What you need to do:
Leave the pictures out, and print everything else in the records exactly.

Data in this exercise:
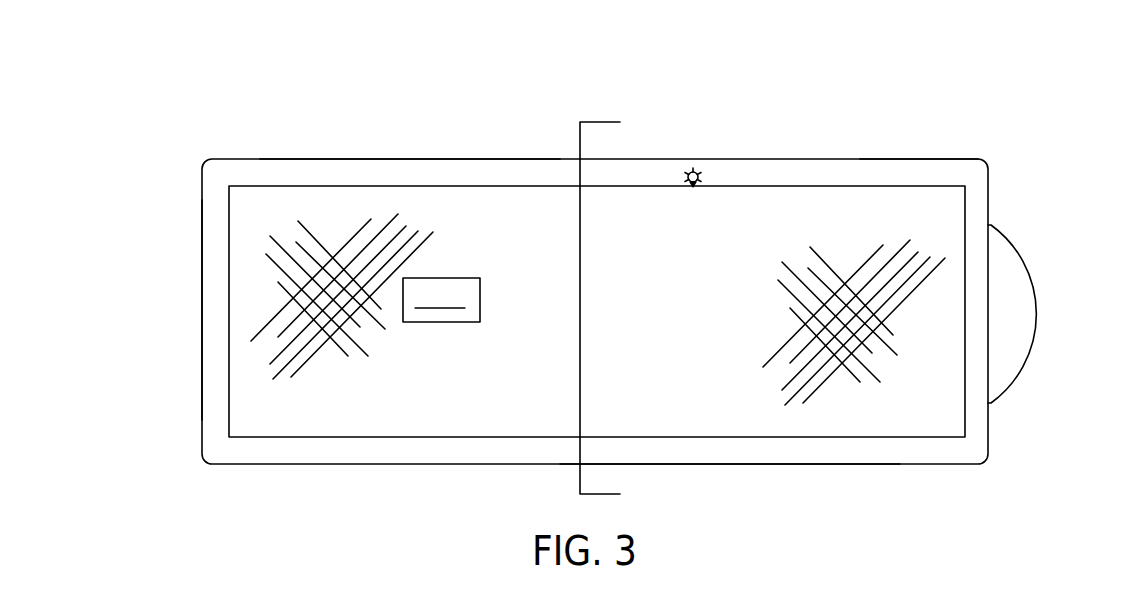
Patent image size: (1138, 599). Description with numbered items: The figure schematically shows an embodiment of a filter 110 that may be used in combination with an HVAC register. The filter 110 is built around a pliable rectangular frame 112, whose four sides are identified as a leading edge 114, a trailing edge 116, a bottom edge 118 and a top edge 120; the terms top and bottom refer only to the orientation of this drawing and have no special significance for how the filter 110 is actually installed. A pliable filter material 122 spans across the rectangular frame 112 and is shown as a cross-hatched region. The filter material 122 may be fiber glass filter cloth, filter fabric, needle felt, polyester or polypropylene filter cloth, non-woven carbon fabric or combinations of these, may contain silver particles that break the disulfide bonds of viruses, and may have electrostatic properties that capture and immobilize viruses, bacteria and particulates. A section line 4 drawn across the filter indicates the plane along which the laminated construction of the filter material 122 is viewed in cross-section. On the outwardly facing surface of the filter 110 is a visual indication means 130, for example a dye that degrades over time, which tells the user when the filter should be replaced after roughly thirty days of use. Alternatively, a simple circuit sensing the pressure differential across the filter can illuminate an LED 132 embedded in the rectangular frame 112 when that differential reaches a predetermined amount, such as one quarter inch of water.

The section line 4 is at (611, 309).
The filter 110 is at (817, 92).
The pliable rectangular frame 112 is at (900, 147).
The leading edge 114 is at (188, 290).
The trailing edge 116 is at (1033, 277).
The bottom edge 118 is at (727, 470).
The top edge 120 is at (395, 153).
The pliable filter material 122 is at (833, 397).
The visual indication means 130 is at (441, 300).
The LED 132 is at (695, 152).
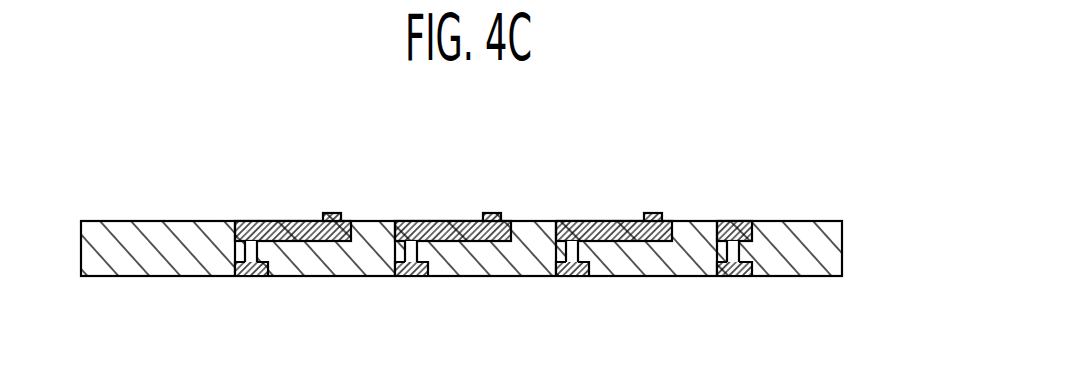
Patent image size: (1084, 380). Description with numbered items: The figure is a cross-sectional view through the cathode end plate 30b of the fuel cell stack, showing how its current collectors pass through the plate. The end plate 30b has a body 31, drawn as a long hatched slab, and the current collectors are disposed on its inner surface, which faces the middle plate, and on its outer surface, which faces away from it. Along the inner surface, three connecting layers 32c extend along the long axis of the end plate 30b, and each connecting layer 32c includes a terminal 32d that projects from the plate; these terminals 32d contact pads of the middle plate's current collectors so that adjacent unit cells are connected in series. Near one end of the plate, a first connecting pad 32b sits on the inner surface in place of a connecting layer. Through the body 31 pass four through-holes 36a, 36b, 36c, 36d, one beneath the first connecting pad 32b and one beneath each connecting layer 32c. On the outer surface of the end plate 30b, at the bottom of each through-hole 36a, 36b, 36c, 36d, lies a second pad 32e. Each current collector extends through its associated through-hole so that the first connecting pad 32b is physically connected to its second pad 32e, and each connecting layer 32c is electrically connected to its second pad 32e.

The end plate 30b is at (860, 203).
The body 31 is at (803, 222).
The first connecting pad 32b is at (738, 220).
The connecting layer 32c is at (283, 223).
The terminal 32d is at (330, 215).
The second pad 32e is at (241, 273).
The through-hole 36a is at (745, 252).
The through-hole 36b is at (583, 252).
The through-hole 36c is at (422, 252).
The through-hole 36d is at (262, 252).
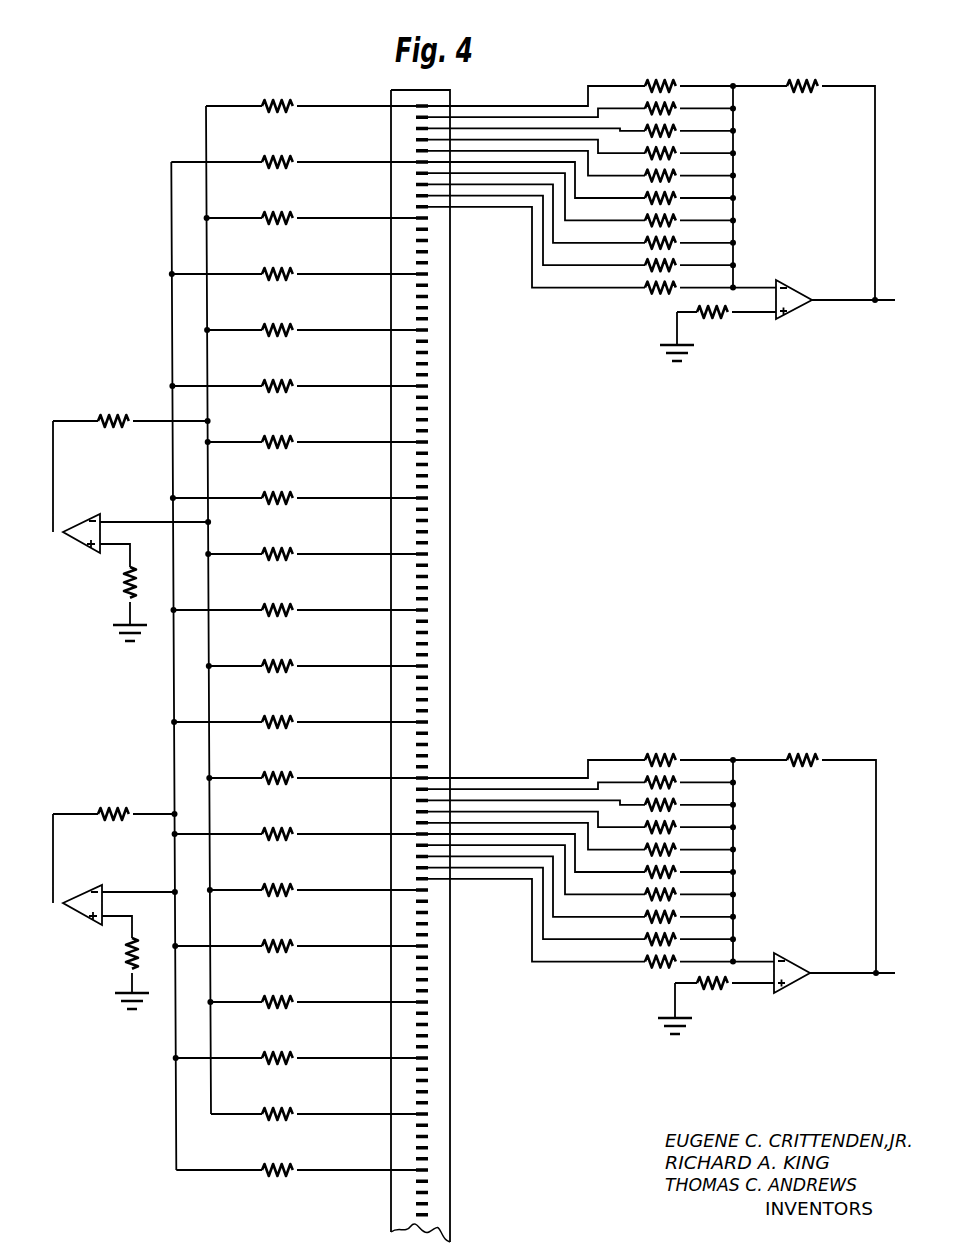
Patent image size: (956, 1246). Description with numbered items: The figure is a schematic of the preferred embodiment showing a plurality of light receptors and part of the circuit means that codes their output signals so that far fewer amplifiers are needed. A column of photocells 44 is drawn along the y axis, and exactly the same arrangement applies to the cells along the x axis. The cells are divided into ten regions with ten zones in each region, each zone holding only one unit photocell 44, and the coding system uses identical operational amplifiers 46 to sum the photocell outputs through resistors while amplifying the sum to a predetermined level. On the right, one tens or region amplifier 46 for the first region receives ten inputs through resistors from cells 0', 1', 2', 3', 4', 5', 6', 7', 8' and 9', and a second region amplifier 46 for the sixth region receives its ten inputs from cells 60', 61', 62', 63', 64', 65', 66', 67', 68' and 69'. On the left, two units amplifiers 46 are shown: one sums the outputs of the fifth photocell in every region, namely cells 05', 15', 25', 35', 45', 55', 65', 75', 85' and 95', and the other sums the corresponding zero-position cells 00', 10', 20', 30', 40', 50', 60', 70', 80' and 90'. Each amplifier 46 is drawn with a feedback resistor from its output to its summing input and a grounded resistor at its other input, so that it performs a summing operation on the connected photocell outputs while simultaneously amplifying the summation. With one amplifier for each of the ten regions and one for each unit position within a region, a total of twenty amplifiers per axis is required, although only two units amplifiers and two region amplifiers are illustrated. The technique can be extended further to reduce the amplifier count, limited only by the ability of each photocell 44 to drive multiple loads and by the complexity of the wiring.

Solution for this exercise:
Patent image size: (1138, 599). Description with numbered items: The figure schematically shows an embodiment of a filter 110 that may be used in combination with an HVAC register. The filter 110 is built around a pliable rectangular frame 112, whose four sides are identified as a leading edge 114, a trailing edge 116, a bottom edge 118 and a top edge 120; the terms top and bottom refer only to the orientation of this drawing and have no special significance for how the filter 110 is actually installed. A pliable filter material 122 spans across the rectangular frame 112 and is shown as a cross-hatched region. The filter material 122 may be fiber glass filter cloth, filter fabric, needle felt, polyester or polypropylene filter cloth, non-woven carbon fabric or combinations of these, may contain silver particles that break the disulfide bonds of viruses, and may have electrostatic properties that capture and immobilize viruses, bacteria and particulates. A section line 4 drawn across the filter indicates the plane along which the laminated construction of the filter material 122 is viewed in cross-section. On the outwardly facing surface of the filter 110 is a visual indication means 130, for example a dye that degrades over time, which tells the user when the filter should be replaced after roughly thirty days of use. Alternatively, a simple circuit sensing the pressure differential across the filter can illuminate an LED 132 embedded in the rectangular frame 112 when that differential reaches a predetermined amount, such as one quarter inch of water.

The section line 4 is at (611, 309).
The filter 110 is at (817, 92).
The pliable rectangular frame 112 is at (900, 147).
The leading edge 114 is at (188, 290).
The trailing edge 116 is at (1033, 277).
The bottom edge 118 is at (727, 470).
The top edge 120 is at (395, 153).
The pliable filter material 122 is at (833, 397).
The visual indication means 130 is at (441, 300).
The LED 132 is at (695, 152).
Patent image size: (1084, 380). Description with numbered items: The figure is a cross-sectional view through the cathode end plate 30b of the fuel cell stack, showing how its current collectors pass through the plate. The end plate 30b has a body 31, drawn as a long hatched slab, and the current collectors are disposed on its inner surface, which faces the middle plate, and on its outer surface, which faces away from it. Along the inner surface, three connecting layers 32c extend along the long axis of the end plate 30b, and each connecting layer 32c includes a terminal 32d that projects from the plate; these terminals 32d contact pads of the middle plate's current collectors so that adjacent unit cells are connected in series. Near one end of the plate, a first connecting pad 32b sits on the inner surface in place of a connecting layer. Through the body 31 pass four through-holes 36a, 36b, 36c, 36d, one beneath the first connecting pad 32b and one beneath each connecting layer 32c. On the outer surface of the end plate 30b, at the bottom of each through-hole 36a, 36b, 36c, 36d, lies a second pad 32e. Each current collector extends through its associated through-hole so that the first connecting pad 32b is physically connected to its second pad 32e, and each connecting layer 32c is electrically connected to its second pad 32e.

The end plate 30b is at (860, 203).
The body 31 is at (803, 222).
The first connecting pad 32b is at (738, 220).
The connecting layer 32c is at (283, 223).
The terminal 32d is at (330, 215).
The second pad 32e is at (241, 273).
The through-hole 36a is at (745, 252).
The through-hole 36b is at (583, 252).
The through-hole 36c is at (422, 252).
The through-hole 36d is at (262, 252).
Patent image size: (956, 1246). Description with numbered items: The figure is a schematic of the preferred embodiment showing a plurality of light receptors and part of the circuit means that codes their output signals so that far fewer amplifiers are needed. A column of photocells 44 is drawn along the y axis, and exactly the same arrangement applies to the cells along the x axis. The cells are divided into ten regions with ten zones in each region, each zone holding only one unit photocell 44, and the coding system uses identical operational amplifiers 46 to sum the photocell outputs through resistors while amplifying the sum to a predetermined level. On the right, one tens or region amplifier 46 for the first region receives ten inputs through resistors from cells 0', 1', 2', 3', 4', 5', 6', 7', 8' and 9', and a second region amplifier 46 for the sixth region receives its ten inputs from cells 60', 61', 62', 63', 64', 65', 66', 67', 68' and 69'. On the left, two units amplifiers 46 are shown: one sums the outputs of the fifth photocell in every region, namely cells 05', 15', 25', 35', 45', 55', 65', 75', 85' and 95', and the other sums the corresponding zero-position cells 00', 10', 20', 30', 40', 50', 60', 70', 80' and 90'. Each amplifier 46 is drawn with a feedback resistor from its output to its summing input and a grounded resistor at its other input, so that it performs a summing operation on the connected photocell outputs while simultaneously amplifying the summation. With one amplifier for each of the ten regions and one for each unit position within a region, a total of twenty amplifiers per axis is required, although only two units amplifiers and two region amplifiers are illustrated. The technique can be extended further to reduce the amplifier count, limited only by the ability of each photocell 44 to drive multiple loads and by the complexity of the wiring.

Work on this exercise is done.